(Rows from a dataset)
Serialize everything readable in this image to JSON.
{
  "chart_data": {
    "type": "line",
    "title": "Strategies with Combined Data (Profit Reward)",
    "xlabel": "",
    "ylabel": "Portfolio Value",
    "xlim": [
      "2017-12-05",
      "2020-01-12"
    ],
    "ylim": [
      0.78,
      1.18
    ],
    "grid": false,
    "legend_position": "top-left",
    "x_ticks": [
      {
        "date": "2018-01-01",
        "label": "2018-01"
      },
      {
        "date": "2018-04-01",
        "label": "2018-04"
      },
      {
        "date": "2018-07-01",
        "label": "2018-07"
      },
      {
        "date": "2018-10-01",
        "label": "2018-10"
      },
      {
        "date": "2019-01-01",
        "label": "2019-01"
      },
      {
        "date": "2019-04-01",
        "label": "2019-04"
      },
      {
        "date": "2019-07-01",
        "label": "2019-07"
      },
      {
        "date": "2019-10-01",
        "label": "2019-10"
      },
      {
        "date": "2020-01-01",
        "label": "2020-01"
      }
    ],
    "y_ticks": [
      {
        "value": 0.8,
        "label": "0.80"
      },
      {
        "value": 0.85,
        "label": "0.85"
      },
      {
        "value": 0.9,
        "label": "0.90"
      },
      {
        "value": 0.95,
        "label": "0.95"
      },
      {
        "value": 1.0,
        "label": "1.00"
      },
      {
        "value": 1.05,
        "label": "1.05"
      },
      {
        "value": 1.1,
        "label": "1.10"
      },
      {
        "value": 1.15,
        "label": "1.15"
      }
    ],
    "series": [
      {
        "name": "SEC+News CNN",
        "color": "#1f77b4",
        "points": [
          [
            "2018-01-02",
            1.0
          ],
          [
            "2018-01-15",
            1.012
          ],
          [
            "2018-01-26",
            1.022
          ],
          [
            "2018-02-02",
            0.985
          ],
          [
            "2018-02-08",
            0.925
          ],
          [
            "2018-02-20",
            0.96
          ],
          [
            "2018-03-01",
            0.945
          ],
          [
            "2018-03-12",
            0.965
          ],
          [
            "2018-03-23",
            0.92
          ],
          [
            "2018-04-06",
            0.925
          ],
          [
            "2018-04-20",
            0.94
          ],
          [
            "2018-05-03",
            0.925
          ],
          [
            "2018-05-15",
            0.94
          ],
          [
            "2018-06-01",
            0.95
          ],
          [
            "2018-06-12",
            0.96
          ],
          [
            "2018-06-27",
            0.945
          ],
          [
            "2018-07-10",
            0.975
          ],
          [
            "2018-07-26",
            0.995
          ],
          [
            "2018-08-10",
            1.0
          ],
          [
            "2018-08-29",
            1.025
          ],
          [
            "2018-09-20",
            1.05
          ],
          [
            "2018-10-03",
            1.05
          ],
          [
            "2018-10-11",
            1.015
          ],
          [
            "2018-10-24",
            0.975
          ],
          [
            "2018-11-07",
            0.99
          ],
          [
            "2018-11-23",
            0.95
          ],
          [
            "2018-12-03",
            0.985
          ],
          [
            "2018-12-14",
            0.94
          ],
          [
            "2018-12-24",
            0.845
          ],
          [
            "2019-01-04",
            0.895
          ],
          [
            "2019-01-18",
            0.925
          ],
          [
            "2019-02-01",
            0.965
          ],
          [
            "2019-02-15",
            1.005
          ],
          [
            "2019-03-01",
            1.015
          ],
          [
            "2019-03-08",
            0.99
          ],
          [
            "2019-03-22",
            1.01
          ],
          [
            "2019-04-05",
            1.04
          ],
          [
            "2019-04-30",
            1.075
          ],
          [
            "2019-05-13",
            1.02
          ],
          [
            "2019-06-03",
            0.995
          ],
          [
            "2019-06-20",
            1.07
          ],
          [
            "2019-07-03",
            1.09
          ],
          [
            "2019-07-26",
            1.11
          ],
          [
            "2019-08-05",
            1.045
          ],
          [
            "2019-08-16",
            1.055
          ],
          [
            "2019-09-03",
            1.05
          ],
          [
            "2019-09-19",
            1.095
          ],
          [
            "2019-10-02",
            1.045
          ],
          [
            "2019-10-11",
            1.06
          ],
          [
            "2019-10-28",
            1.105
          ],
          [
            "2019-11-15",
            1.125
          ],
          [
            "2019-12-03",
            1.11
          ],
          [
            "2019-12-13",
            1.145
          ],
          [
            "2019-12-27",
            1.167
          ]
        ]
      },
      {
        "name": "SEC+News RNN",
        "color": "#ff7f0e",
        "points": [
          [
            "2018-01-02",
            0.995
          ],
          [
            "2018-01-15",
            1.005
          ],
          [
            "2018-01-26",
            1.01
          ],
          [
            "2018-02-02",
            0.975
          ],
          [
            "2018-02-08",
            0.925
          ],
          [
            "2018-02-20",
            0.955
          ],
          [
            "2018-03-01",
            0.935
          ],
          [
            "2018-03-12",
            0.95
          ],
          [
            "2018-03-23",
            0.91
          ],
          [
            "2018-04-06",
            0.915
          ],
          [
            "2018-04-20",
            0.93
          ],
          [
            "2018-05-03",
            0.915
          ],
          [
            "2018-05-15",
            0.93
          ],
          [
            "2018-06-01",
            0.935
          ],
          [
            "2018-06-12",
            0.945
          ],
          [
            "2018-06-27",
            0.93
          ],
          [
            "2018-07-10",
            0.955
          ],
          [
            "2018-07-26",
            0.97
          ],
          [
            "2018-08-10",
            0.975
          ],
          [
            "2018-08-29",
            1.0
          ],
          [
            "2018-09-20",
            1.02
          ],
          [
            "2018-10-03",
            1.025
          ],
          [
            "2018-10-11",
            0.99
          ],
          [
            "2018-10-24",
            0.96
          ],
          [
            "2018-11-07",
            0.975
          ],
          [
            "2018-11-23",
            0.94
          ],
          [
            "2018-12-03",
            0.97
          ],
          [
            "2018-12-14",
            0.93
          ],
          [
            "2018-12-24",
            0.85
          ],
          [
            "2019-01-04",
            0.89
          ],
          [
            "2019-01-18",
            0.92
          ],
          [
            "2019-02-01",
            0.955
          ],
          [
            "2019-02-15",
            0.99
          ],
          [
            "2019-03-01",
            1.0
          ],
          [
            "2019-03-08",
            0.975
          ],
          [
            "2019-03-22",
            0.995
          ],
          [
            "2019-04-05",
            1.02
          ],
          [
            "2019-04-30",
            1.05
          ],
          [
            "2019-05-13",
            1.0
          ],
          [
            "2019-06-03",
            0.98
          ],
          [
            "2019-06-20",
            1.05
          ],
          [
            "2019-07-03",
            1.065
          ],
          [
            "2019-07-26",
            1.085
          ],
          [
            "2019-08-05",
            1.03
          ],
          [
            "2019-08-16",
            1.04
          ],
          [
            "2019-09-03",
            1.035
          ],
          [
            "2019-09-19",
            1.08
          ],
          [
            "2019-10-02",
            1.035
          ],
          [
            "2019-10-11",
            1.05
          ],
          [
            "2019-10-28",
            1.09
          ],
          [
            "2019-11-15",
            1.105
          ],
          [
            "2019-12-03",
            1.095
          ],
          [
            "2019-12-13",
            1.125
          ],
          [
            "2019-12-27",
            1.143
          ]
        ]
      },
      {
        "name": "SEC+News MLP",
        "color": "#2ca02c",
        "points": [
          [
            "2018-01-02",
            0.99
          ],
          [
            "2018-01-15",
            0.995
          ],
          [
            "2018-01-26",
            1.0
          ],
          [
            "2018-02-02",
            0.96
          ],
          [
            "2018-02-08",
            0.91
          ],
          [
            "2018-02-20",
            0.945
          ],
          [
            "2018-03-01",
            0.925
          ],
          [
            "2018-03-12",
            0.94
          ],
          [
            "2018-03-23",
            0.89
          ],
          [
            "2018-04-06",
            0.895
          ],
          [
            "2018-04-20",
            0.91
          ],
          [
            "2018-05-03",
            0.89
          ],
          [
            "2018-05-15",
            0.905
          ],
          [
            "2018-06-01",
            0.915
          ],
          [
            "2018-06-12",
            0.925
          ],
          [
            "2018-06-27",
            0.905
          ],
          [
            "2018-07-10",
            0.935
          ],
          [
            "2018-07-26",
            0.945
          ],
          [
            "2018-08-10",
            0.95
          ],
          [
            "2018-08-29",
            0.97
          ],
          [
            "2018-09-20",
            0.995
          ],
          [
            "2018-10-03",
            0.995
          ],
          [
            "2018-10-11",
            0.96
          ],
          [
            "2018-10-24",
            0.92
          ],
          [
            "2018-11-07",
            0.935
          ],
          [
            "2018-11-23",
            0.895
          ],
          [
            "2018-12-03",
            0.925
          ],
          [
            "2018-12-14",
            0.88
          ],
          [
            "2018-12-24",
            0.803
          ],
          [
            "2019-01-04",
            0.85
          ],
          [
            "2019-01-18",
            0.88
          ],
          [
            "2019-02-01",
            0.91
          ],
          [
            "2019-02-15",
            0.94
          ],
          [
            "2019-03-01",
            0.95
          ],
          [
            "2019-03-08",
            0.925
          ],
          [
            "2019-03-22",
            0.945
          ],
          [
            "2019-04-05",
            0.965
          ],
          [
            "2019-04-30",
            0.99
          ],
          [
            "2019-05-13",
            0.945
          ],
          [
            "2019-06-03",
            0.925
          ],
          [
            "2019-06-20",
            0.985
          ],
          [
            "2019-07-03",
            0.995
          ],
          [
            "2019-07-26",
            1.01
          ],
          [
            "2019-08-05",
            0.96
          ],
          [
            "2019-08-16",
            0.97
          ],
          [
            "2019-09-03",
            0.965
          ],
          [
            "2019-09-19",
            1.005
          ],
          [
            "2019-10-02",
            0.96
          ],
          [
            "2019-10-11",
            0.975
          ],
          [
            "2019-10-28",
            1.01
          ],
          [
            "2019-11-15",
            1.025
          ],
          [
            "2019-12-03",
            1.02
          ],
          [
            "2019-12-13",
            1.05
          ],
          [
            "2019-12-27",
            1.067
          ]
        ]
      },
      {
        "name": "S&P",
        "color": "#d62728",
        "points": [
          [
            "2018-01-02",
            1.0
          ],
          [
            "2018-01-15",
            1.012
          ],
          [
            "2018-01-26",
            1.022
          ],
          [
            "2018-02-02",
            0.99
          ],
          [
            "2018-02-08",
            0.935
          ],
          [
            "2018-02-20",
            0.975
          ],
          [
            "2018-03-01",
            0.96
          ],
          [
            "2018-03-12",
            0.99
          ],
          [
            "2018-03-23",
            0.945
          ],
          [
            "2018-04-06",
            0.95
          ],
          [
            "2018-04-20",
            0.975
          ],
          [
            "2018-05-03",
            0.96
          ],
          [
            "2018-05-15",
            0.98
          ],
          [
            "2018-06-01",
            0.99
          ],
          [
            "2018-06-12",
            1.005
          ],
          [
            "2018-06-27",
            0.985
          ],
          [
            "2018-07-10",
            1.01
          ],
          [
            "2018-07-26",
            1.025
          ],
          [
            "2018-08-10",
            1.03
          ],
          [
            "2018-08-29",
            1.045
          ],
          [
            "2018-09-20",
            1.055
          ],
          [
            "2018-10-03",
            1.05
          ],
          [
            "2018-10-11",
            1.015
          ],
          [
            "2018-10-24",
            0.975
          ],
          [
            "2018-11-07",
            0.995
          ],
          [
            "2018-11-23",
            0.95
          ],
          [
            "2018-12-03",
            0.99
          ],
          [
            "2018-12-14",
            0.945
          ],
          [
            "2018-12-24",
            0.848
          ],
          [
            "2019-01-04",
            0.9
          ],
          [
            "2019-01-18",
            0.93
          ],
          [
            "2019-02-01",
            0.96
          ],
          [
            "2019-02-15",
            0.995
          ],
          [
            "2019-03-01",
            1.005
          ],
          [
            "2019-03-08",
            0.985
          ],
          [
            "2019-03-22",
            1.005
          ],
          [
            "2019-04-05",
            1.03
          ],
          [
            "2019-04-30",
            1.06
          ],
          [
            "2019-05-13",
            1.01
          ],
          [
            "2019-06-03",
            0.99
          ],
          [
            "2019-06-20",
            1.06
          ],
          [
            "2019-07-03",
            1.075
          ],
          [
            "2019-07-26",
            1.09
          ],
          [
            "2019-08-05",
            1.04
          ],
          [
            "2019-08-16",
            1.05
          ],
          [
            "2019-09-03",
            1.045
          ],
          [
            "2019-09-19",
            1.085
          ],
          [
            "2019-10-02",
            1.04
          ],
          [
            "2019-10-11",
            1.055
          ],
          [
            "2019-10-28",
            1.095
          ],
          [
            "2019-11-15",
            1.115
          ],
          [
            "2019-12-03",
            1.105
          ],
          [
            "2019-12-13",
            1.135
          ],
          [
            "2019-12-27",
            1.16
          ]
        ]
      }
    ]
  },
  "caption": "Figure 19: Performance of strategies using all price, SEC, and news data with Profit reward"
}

# Task instructions
Using the listing above, show every line that includes the string "with".

# Exercise answer
    "title": "Strategies with Combined Data (Profit Reward)",
  "caption": "Figure 19: Performance of strategies using all price, SEC, and news data with Profit reward"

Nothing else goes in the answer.